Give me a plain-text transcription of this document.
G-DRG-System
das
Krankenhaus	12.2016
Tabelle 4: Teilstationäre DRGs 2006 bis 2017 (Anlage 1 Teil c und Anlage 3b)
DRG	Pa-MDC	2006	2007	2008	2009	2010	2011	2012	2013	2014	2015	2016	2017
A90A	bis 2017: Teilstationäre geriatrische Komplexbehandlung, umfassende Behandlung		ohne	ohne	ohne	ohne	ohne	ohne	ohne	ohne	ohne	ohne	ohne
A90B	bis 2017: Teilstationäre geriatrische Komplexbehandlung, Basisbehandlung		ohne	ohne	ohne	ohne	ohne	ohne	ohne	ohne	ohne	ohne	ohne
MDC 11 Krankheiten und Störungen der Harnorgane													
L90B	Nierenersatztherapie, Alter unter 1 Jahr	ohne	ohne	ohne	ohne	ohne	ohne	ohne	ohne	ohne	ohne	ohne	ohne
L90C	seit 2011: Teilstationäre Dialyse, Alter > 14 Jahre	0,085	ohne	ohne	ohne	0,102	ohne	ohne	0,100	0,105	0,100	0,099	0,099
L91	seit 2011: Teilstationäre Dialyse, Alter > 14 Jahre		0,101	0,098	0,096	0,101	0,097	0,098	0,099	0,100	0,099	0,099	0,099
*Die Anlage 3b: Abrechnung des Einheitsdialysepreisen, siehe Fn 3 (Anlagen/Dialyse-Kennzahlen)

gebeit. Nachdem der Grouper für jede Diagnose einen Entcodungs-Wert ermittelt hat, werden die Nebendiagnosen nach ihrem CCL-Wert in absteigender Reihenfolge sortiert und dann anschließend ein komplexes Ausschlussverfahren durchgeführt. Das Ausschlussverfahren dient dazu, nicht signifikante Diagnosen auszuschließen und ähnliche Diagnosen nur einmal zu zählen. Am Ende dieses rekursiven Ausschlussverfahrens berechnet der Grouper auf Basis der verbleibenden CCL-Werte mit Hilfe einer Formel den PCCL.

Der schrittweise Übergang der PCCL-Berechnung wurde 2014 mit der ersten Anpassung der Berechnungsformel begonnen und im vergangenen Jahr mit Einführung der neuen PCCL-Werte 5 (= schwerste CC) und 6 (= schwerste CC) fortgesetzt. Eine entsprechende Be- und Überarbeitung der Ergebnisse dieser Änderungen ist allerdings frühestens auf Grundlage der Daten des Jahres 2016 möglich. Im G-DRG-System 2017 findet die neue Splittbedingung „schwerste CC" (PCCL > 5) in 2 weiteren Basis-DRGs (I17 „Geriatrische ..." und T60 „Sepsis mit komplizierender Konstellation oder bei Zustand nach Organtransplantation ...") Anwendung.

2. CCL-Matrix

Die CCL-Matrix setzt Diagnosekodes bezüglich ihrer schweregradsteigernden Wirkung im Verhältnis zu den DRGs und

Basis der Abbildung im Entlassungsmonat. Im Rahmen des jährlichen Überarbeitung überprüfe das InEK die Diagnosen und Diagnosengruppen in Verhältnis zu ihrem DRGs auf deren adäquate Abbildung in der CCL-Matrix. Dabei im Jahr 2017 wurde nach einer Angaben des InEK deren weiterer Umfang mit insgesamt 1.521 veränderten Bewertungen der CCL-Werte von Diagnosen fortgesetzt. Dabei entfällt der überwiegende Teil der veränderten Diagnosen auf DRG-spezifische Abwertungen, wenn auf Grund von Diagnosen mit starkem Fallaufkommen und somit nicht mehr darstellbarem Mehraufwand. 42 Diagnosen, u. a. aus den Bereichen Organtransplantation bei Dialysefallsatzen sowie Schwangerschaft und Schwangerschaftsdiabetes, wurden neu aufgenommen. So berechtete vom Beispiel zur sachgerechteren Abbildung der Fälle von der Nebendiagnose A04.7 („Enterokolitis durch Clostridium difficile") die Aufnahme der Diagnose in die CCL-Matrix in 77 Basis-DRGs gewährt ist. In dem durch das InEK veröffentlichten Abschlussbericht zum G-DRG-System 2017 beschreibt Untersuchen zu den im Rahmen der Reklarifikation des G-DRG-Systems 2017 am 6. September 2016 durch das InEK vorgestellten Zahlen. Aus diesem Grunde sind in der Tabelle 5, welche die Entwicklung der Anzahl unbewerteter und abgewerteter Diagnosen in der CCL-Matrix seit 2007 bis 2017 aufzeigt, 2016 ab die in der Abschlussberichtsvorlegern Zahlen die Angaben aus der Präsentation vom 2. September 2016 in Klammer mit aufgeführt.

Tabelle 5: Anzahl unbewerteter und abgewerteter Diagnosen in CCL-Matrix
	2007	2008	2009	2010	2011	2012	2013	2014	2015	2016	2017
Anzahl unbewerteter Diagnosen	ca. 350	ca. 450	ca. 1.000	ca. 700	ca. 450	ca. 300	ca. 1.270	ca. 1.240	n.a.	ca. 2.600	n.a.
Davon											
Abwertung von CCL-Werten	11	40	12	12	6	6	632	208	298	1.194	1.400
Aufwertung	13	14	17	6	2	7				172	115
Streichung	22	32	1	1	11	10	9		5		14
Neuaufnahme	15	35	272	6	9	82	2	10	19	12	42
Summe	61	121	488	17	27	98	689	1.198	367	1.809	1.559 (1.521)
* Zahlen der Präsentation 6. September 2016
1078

> About this task
All of the material above should be reproduced exactly.

> Exercise solution
Give me a plain-text transcription of this document.
G-DRG-System
das
Krankenhaus	12.2016
Tabelle 4: Teilstationäre DRGs 2006 bis 2017 (Anlage 1 Teil c und Anlage 3b)
DRG	Pa-MDC	2006	2007	2008	2009	2010	2011	2012	2013	2014	2015	2016	2017
A90A	bis 2017: Teilstationäre geriatrische Komplexbehandlung, umfassende Behandlung		ohne	ohne	ohne	ohne	ohne	ohne	ohne	ohne	ohne	ohne	ohne
A90B	bis 2017: Teilstationäre geriatrische Komplexbehandlung, Basisbehandlung		ohne	ohne	ohne	ohne	ohne	ohne	ohne	ohne	ohne	ohne	ohne
MDC 11 Krankheiten und Störungen der Harnorgane													
L90B	Nierenersatztherapie, Alter unter 1 Jahr	ohne	ohne	ohne	ohne	ohne	ohne	ohne	ohne	ohne	ohne	ohne	ohne
L90C	seit 2011: Teilstationäre Dialyse, Alter > 14 Jahre	0,085	ohne	ohne	ohne	0,102	ohne	ohne	0,100	0,105	0,100	0,099	0,099
L91	seit 2011: Teilstationäre Dialyse, Alter > 14 Jahre		0,101	0,098	0,096	0,101	0,097	0,098	0,099	0,100	0,099	0,099	0,099
*Die Anlage 3b: Abrechnung des Einheitsdialysepreisen, siehe Fn 3 (Anlagen/Dialyse-Kennzahlen)

gebeit. Nachdem der Grouper für jede Diagnose einen Entcodungs-Wert ermittelt hat, werden die Nebendiagnosen nach ihrem CCL-Wert in absteigender Reihenfolge sortiert und dann anschließend ein komplexes Ausschlussverfahren durchgeführt. Das Ausschlussverfahren dient dazu, nicht signifikante Diagnosen auszuschließen und ähnliche Diagnosen nur einmal zu zählen. Am Ende dieses rekursiven Ausschlussverfahrens berechnet der Grouper auf Basis der verbleibenden CCL-Werte mit Hilfe einer Formel den PCCL.

Der schrittweise Übergang der PCCL-Berechnung wurde 2014 mit der ersten Anpassung der Berechnungsformel begonnen und im vergangenen Jahr mit Einführung der neuen PCCL-Werte 5 (= schwerste CC) und 6 (= schwerste CC) fortgesetzt. Eine entsprechende Be- und Überarbeitung der Ergebnisse dieser Änderungen ist allerdings frühestens auf Grundlage der Daten des Jahres 2016 möglich. Im G-DRG-System 2017 findet die neue Splittbedingung „schwerste CC" (PCCL > 5) in 2 weiteren Basis-DRGs (I17 „Geriatrische ..." und T60 „Sepsis mit komplizierender Konstellation oder bei Zustand nach Organtransplantation ...") Anwendung.

2. CCL-Matrix

Die CCL-Matrix setzt Diagnosekodes bezüglich ihrer schweregradsteigernden Wirkung im Verhältnis zu den DRGs und

Basis der Abbildung im Entlassungsmonat. Im Rahmen des jährlichen Überarbeitung überprüfe das InEK die Diagnosen und Diagnosengruppen in Verhältnis zu ihrem DRGs auf deren adäquate Abbildung in der CCL-Matrix. Dabei im Jahr 2017 wurde nach einer Angaben des InEK deren weiterer Umfang mit insgesamt 1.521 veränderten Bewertungen der CCL-Werte von Diagnosen fortgesetzt. Dabei entfällt der überwiegende Teil der veränderten Diagnosen auf DRG-spezifische Abwertungen, wenn auf Grund von Diagnosen mit starkem Fallaufkommen und somit nicht mehr darstellbarem Mehraufwand. 42 Diagnosen, u. a. aus den Bereichen Organtransplantation bei Dialysefallsatzen sowie Schwangerschaft und Schwangerschaftsdiabetes, wurden neu aufgenommen. So berechtete vom Beispiel zur sachgerechteren Abbildung der Fälle von der Nebendiagnose A04.7 („Enterokolitis durch Clostridium difficile") die Aufnahme der Diagnose in die CCL-Matrix in 77 Basis-DRGs gewährt ist. In dem durch das InEK veröffentlichten Abschlussbericht zum G-DRG-System 2017 beschreibt Untersuchen zu den im Rahmen der Reklarifikation des G-DRG-Systems 2017 am 6. September 2016 durch das InEK vorgestellten Zahlen. Aus diesem Grunde sind in der Tabelle 5, welche die Entwicklung der Anzahl unbewerteter und abgewerteter Diagnosen in der CCL-Matrix seit 2007 bis 2017 aufzeigt, 2016 ab die in der Abschlussberichtsvorlegern Zahlen die Angaben aus der Präsentation vom 2. September 2016 in Klammer mit aufgeführt.

Tabelle 5: Anzahl unbewerteter und abgewerteter Diagnosen in CCL-Matrix
	2007	2008	2009	2010	2011	2012	2013	2014	2015	2016	2017
Anzahl unbewerteter Diagnosen	ca. 350	ca. 450	ca. 1.000	ca. 700	ca. 450	ca. 300	ca. 1.270	ca. 1.240	n.a.	ca. 2.600	n.a.
Davon											
Abwertung von CCL-Werten	11	40	12	12	6	6	632	208	298	1.194	1.400
Aufwertung	13	14	17	6	2	7				172	115
Streichung	22	32	1	1	11	10	9		5		14
Neuaufnahme	15	35	272	6	9	82	2	10	19	12	42
Summe	61	121	488	17	27	98	689	1.198	367	1.809	1.559 (1.521)
* Zahlen der Präsentation 6. September 2016
1078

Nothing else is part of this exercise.